▶ [EXERCISE OBJECTIVE]: Return all lines from the listing below in which the string "label" occurs.

[Figure dataset records]
_ _ _

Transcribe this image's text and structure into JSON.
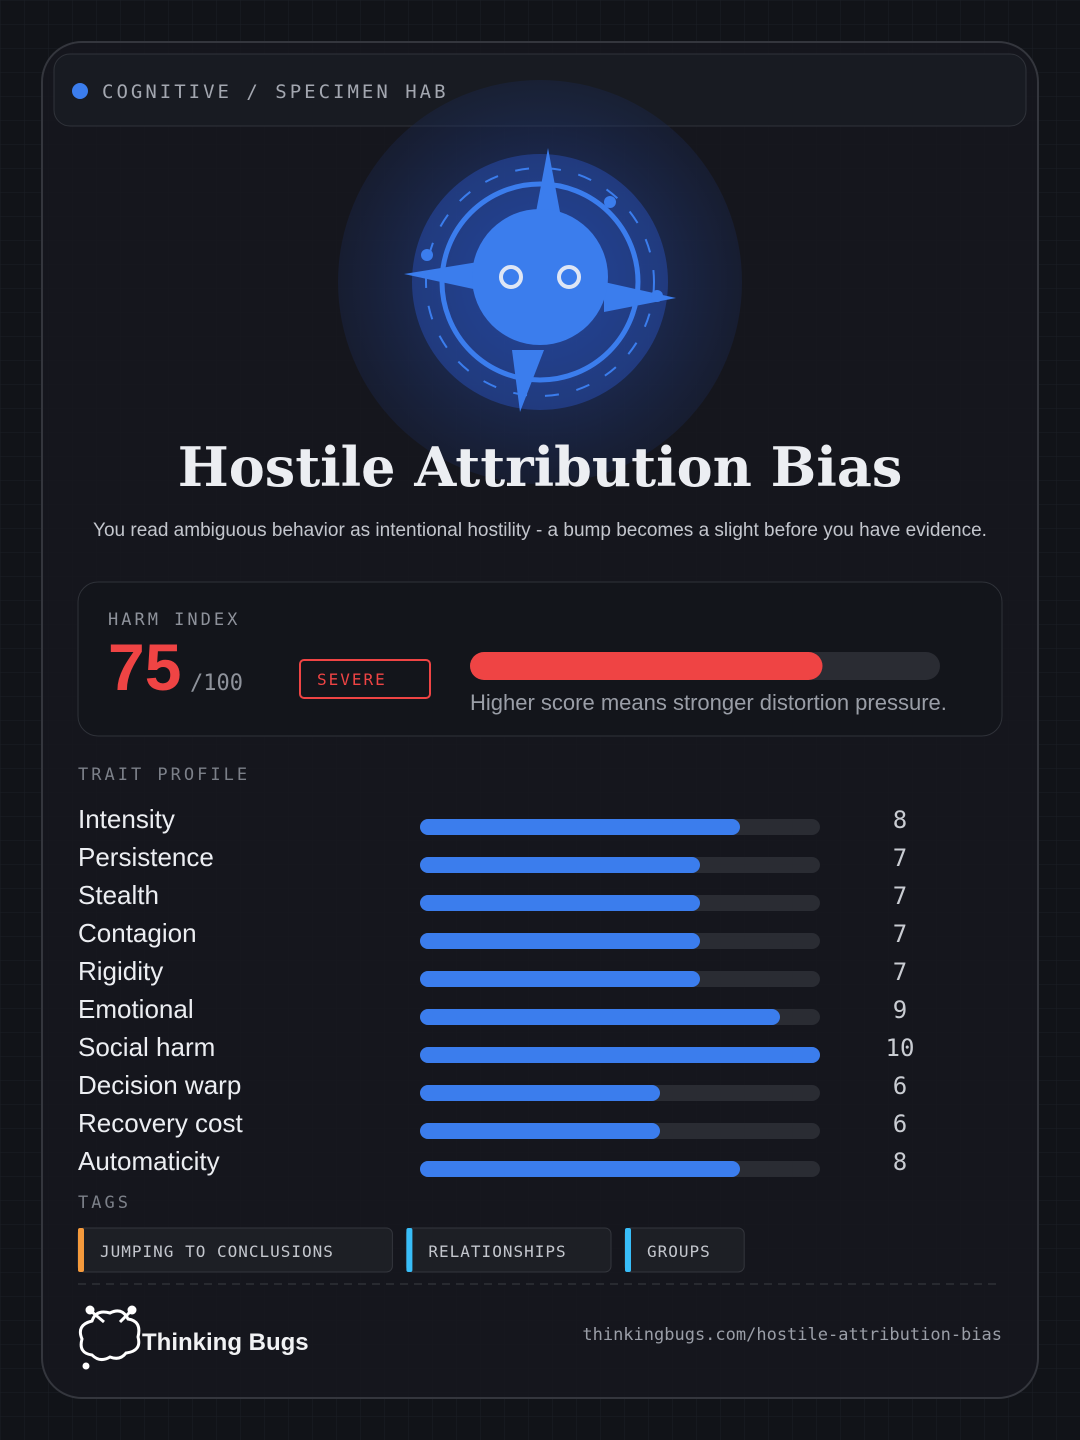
{
  "header": {
    "category": "COGNITIVE / SPECIMEN HAB"
  },
  "title": "Hostile Attribution Bias",
  "description": "You read ambiguous behavior as intentional hostility - a bump becomes a slight before you have evidence.",
  "harm": {
    "label": "HARM INDEX",
    "score": 75,
    "max": {
      "value": 100,
      "label": "/100"
    },
    "severity": "SEVERE",
    "note": "Higher score means stronger distortion pressure.",
    "color": "#ef4444"
  },
  "traits": {
    "label": "TRAIT PROFILE",
    "xlim": [
      0,
      10
    ],
    "color": "#3b7ded",
    "items": [
      {
        "name": "Intensity",
        "value": 8
      },
      {
        "name": "Persistence",
        "value": 7
      },
      {
        "name": "Stealth",
        "value": 7
      },
      {
        "name": "Contagion",
        "value": 7
      },
      {
        "name": "Rigidity",
        "value": 7
      },
      {
        "name": "Emotional",
        "value": 9
      },
      {
        "name": "Social harm",
        "value": 10
      },
      {
        "name": "Decision warp",
        "value": 6
      },
      {
        "name": "Recovery cost",
        "value": 6
      },
      {
        "name": "Automaticity",
        "value": 8
      }
    ]
  },
  "tags": {
    "label": "TAGS",
    "items": [
      {
        "text": "JUMPING TO CONCLUSIONS",
        "color": "#f59a3c"
      },
      {
        "text": "RELATIONSHIPS",
        "color": "#38bdf8"
      },
      {
        "text": "GROUPS",
        "color": "#38bdf8"
      }
    ]
  },
  "footer": {
    "brand": "Thinking Bugs",
    "url": "thinkingbugs.com/hostile-attribution-bias"
  }
}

_ _ _

▶ [ANSWER FOR THE TASK]:
    "label": "HARM INDEX",
      "label": "/100"
    "label": "TRAIT PROFILE",
    "label": "TAGS",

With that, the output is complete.